--- Start of Material to process ---
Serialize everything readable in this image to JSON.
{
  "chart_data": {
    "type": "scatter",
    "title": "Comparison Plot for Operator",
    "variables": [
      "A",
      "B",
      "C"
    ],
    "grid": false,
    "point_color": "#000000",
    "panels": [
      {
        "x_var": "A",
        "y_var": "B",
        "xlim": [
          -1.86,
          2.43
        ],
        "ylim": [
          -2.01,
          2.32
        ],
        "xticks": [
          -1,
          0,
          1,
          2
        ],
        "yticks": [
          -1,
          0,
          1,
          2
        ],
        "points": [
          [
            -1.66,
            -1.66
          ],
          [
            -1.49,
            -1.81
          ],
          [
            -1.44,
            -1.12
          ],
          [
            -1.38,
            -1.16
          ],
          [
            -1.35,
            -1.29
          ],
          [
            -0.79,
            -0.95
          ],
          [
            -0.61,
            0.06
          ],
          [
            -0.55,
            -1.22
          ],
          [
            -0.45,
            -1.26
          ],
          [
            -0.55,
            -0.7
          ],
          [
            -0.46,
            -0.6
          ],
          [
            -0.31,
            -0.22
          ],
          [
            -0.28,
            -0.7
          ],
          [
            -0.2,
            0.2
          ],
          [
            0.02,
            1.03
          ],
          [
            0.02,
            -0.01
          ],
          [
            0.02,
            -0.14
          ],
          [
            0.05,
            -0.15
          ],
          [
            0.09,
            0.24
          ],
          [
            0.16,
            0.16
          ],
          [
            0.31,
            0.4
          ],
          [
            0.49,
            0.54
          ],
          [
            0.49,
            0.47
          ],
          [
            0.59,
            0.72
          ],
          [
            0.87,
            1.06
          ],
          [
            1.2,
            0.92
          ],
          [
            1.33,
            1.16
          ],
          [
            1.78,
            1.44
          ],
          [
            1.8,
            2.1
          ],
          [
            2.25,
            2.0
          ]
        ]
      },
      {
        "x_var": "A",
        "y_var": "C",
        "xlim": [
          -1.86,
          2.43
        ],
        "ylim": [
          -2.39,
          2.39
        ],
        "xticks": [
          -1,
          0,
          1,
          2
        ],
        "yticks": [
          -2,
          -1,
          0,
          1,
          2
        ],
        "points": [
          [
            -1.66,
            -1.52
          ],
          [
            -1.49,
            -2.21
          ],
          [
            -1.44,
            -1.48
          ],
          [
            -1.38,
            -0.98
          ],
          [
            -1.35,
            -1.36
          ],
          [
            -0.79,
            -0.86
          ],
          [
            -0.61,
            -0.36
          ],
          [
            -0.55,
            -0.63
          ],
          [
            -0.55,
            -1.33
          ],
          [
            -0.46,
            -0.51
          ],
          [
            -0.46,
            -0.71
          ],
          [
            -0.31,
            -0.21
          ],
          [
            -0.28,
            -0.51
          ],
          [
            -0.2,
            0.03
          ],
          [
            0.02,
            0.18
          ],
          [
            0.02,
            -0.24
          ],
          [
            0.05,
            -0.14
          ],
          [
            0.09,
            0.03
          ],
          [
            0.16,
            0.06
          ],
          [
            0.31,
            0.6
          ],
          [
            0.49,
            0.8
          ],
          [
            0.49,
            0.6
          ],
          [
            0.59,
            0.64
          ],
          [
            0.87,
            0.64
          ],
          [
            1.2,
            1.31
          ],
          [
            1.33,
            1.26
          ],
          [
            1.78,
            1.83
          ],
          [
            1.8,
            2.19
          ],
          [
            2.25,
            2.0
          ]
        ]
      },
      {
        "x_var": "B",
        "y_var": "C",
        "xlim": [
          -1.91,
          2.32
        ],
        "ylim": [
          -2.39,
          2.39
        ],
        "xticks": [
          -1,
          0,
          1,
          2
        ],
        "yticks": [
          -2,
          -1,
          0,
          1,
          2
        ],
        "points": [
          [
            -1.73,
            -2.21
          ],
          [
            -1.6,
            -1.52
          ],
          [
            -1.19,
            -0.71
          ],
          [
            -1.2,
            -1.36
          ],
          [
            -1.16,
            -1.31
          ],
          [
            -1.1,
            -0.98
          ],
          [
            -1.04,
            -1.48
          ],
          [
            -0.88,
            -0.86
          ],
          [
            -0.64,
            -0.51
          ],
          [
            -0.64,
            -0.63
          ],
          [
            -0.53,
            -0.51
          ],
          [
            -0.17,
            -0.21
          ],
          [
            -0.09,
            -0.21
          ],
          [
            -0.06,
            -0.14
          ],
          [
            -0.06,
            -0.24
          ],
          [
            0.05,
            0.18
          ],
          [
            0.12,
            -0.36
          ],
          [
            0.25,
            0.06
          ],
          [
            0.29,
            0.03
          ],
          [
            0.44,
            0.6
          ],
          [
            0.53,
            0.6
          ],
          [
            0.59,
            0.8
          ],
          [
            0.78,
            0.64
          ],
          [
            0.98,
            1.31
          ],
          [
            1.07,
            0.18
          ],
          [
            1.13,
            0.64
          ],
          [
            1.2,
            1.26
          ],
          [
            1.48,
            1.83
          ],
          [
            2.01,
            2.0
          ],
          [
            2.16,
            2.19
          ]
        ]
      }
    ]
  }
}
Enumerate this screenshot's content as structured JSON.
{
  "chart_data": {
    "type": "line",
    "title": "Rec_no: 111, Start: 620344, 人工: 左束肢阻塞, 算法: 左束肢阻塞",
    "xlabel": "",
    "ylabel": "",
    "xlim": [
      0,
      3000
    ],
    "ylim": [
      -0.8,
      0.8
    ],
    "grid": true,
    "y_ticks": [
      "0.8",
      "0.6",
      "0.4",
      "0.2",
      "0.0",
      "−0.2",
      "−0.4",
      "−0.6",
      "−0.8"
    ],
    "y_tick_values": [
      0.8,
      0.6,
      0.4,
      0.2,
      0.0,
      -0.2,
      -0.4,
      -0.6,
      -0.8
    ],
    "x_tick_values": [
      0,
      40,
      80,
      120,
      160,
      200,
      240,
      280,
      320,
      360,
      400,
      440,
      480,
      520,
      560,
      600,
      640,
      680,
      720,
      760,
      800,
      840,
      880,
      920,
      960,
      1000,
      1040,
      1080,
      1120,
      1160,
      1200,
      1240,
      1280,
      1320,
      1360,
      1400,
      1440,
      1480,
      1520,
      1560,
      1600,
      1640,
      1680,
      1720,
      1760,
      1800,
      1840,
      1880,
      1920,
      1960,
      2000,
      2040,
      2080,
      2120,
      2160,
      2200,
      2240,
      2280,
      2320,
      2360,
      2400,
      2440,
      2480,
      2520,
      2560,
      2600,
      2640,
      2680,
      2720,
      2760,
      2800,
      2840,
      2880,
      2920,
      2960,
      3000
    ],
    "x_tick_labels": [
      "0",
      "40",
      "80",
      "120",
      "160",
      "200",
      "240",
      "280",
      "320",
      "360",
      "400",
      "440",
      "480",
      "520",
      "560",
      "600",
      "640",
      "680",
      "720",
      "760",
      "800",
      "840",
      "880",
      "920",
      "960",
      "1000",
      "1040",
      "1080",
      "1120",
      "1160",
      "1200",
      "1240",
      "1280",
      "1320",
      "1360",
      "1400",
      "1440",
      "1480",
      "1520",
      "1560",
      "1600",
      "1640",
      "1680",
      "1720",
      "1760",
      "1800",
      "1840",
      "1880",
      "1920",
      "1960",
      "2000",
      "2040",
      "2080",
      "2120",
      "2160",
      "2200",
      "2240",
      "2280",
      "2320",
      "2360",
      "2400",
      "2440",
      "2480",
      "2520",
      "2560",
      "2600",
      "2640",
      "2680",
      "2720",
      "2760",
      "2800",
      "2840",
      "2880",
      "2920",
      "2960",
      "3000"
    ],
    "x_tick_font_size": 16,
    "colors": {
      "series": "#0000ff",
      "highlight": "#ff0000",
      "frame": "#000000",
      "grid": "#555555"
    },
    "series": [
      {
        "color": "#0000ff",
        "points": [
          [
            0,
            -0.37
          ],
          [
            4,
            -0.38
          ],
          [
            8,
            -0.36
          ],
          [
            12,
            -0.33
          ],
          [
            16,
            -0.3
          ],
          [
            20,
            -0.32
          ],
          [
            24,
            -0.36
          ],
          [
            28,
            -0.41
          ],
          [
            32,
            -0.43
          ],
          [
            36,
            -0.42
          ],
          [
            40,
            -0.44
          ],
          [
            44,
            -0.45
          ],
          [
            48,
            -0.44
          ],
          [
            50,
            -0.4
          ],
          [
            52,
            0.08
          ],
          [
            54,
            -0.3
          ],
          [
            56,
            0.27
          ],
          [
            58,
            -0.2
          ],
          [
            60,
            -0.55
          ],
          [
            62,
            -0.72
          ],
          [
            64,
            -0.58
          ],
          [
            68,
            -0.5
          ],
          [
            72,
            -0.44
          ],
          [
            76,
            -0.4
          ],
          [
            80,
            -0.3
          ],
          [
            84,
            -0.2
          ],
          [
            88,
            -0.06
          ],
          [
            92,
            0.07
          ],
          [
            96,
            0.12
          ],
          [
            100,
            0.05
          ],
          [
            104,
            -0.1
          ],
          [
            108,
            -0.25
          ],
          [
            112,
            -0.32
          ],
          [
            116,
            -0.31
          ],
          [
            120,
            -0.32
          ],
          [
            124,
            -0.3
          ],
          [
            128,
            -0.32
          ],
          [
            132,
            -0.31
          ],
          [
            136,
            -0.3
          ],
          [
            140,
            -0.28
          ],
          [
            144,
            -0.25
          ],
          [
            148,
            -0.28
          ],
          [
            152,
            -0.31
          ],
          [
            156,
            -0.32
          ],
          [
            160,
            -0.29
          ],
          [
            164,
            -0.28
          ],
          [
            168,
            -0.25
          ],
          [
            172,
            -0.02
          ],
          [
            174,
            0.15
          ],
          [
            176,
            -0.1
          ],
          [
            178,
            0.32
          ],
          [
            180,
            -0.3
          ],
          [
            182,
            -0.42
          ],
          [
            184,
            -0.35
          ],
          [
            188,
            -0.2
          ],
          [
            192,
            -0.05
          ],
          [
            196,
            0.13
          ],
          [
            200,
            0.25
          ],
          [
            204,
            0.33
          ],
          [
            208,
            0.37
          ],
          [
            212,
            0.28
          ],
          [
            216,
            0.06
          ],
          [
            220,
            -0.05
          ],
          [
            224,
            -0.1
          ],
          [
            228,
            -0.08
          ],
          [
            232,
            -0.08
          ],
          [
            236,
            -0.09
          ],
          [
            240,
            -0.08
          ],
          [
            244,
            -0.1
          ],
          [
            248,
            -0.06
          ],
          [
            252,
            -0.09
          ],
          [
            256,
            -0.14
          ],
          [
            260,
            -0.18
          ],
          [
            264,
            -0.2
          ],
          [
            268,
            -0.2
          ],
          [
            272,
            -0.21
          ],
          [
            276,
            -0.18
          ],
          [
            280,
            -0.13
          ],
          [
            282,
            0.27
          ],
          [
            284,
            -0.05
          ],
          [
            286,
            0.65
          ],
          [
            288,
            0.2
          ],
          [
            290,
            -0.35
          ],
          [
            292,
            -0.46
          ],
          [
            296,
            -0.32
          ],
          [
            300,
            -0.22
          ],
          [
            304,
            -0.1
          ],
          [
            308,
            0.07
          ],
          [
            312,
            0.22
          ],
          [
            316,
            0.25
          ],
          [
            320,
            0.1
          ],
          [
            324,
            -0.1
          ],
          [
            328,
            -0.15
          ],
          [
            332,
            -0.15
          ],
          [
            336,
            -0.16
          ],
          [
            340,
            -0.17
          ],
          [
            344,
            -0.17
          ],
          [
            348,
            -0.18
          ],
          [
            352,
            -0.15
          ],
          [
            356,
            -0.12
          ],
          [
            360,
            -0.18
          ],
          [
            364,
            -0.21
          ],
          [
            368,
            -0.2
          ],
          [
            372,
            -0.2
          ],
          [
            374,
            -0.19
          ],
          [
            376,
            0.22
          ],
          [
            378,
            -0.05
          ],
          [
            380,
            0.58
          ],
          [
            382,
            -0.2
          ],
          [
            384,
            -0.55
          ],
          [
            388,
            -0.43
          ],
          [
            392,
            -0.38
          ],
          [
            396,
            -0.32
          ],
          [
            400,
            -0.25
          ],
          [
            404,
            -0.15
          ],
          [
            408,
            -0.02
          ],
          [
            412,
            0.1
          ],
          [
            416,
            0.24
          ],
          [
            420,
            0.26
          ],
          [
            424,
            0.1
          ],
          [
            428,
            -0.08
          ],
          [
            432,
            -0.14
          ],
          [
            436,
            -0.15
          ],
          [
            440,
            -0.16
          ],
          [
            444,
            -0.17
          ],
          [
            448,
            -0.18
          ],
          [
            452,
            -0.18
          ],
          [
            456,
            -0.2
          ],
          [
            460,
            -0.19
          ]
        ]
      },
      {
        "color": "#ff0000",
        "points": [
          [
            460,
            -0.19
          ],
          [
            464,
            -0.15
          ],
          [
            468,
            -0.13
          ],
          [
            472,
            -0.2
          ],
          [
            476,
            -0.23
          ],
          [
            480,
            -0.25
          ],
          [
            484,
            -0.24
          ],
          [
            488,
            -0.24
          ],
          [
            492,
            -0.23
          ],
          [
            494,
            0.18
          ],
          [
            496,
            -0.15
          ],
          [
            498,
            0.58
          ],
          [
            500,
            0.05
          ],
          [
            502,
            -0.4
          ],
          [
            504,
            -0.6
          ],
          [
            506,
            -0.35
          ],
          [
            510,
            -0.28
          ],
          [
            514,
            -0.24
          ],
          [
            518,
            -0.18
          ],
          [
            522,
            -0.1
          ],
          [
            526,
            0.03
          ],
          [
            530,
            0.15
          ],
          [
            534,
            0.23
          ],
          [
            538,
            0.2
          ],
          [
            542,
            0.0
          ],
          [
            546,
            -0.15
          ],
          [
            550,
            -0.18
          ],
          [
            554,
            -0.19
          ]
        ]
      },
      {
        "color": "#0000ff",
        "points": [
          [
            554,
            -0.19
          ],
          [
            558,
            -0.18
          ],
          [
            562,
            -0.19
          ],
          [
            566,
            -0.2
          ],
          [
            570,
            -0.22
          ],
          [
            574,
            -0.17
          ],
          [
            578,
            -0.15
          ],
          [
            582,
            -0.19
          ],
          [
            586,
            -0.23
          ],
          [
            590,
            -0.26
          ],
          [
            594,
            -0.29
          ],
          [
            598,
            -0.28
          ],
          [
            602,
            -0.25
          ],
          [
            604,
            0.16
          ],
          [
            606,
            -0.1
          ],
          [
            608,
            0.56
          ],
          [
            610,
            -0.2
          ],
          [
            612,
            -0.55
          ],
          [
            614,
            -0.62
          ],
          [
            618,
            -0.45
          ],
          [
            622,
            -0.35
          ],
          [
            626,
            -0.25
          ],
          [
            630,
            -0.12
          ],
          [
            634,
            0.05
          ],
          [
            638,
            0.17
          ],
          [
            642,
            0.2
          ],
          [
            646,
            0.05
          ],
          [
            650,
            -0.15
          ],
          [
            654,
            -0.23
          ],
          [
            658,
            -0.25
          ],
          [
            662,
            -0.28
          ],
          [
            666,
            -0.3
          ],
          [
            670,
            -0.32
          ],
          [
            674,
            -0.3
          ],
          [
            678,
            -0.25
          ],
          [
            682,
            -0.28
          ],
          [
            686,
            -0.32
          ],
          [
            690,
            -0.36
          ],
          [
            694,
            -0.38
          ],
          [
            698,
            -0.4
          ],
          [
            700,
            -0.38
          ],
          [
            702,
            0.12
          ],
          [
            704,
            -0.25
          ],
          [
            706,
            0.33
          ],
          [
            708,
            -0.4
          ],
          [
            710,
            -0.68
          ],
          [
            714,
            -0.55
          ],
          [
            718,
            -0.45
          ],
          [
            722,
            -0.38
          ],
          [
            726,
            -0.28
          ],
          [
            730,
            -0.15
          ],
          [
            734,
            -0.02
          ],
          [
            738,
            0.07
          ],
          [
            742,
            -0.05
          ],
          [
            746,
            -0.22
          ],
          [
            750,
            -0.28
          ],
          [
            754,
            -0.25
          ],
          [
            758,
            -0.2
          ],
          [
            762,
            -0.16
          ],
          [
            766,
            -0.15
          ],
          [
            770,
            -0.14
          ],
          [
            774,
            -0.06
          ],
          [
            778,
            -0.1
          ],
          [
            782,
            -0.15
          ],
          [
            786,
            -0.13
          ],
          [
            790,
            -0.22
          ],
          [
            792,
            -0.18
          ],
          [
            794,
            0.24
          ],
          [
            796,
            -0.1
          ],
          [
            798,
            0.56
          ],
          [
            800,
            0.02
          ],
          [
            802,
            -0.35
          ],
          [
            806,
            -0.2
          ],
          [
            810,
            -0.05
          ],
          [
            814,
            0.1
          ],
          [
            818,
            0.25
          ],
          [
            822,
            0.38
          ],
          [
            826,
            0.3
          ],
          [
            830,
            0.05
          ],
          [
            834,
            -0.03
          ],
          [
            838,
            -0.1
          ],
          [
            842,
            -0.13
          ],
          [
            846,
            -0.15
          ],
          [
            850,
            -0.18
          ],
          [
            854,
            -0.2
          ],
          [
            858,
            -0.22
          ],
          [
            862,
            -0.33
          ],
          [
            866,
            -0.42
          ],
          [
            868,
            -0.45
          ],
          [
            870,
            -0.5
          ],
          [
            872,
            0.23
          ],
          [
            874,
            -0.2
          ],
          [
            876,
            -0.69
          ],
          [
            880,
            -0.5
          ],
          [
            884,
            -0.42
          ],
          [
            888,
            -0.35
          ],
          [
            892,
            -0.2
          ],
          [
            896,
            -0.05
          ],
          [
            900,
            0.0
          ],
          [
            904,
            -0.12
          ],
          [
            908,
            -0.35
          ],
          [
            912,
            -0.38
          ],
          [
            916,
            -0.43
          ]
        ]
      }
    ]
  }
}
--- End of Material to process ---
§ Written exercise
Return from the data every line that holds "this".

§ Task response
Serialize everything readable in this image to JSON.
Enumerate this screenshot's content as structured JSON.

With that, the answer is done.